WRITTEN EXERCISE
Copy every line of the rows verbatim, omitting the pictures from your answer.

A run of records
· · · · · · ·

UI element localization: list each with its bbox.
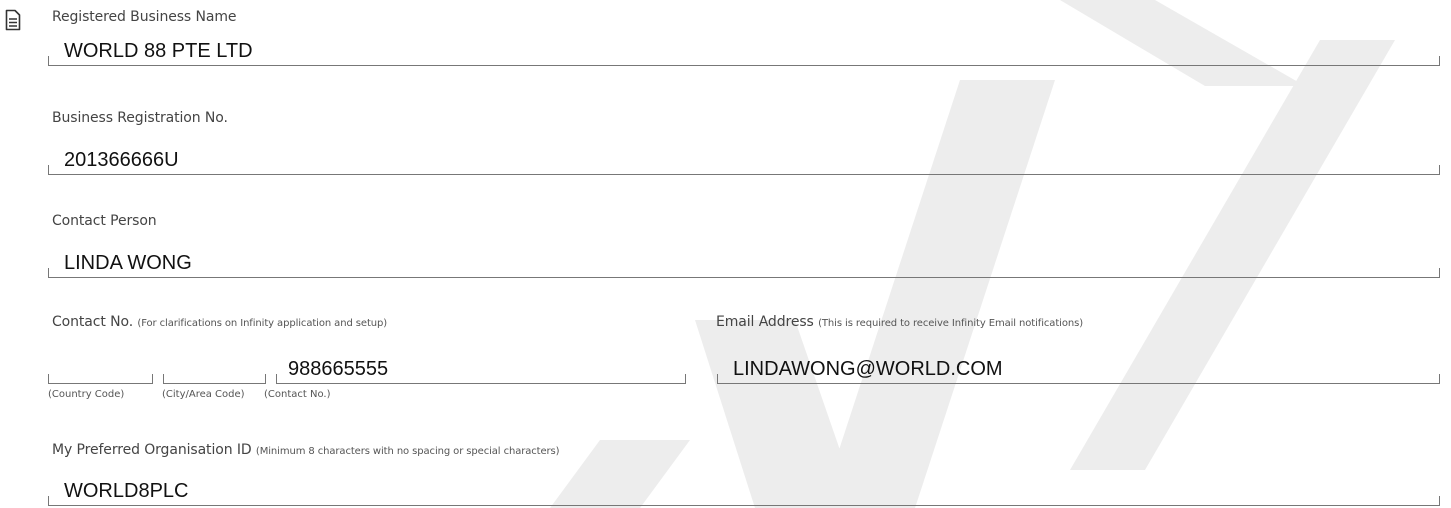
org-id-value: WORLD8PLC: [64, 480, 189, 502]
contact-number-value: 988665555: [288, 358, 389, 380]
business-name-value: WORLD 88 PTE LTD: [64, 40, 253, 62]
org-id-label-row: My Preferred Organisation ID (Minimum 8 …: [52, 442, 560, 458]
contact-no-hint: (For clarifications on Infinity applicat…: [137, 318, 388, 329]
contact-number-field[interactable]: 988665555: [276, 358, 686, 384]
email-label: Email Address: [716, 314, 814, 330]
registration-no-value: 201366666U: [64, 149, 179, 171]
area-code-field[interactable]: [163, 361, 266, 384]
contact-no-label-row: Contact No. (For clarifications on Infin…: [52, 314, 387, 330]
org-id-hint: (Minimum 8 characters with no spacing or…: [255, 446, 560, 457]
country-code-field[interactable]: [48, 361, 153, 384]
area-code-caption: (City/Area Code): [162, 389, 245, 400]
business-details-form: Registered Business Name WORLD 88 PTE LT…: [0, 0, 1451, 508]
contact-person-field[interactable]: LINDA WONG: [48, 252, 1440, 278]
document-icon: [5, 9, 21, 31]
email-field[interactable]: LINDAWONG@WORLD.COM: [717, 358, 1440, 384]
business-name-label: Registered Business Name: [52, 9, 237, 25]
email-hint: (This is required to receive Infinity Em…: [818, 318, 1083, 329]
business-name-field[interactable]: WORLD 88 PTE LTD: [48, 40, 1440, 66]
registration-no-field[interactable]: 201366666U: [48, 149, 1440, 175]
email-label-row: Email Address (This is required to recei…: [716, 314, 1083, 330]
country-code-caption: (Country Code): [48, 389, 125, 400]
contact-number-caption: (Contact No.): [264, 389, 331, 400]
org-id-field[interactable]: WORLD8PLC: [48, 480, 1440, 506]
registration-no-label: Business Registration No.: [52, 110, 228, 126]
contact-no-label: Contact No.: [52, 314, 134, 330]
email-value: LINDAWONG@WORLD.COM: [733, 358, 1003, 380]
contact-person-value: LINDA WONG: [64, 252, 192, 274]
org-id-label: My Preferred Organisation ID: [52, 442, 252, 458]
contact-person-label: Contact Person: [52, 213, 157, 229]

· · · · · · ·

SOLVED PROBLEM
UI element localization: list each with its bbox.
org-id-value: WORLD8PLC: [64, 480, 189, 502]
contact-number-value: 988665555: [288, 358, 389, 380]
business-name-value: WORLD 88 PTE LTD: [64, 40, 253, 62]
org-id-label-row: My Preferred Organisation ID (Minimum 8 …: [52, 442, 560, 458]
contact-no-hint: (For clarifications on Infinity applicat…: [137, 318, 388, 329]
contact-number-field[interactable]: 988665555: [276, 358, 686, 384]
email-label: Email Address: [716, 314, 814, 330]
registration-no-value: 201366666U: [64, 149, 179, 171]
area-code-field[interactable]: [163, 361, 266, 384]
contact-no-label-row: Contact No. (For clarifications on Infin…: [52, 314, 387, 330]
org-id-hint: (Minimum 8 characters with no spacing or…: [255, 446, 560, 457]
country-code-field[interactable]: [48, 361, 153, 384]
area-code-caption: (City/Area Code): [162, 389, 245, 400]
business-details-form: Registered Business Name WORLD 88 PTE LT…: [0, 0, 1451, 508]
contact-person-field[interactable]: LINDA WONG: [48, 252, 1440, 278]
document-icon: [5, 9, 21, 31]
email-field[interactable]: LINDAWONG@WORLD.COM: [717, 358, 1440, 384]
business-name-label: Registered Business Name: [52, 9, 237, 25]
email-hint: (This is required to receive Infinity Em…: [818, 318, 1083, 329]
business-name-field[interactable]: WORLD 88 PTE LTD: [48, 40, 1440, 66]
registration-no-field[interactable]: 201366666U: [48, 149, 1440, 175]
email-label-row: Email Address (This is required to recei…: [716, 314, 1083, 330]
country-code-caption: (Country Code): [48, 389, 125, 400]
contact-number-caption: (Contact No.): [264, 389, 331, 400]
org-id-field[interactable]: WORLD8PLC: [48, 480, 1440, 506]
registration-no-label: Business Registration No.: [52, 110, 228, 126]
contact-no-label: Contact No.: [52, 314, 134, 330]
email-value: LINDAWONG@WORLD.COM: [733, 358, 1003, 380]
contact-person-value: LINDA WONG: [64, 252, 192, 274]
org-id-label: My Preferred Organisation ID: [52, 442, 252, 458]
contact-person-label: Contact Person: [52, 213, 157, 229]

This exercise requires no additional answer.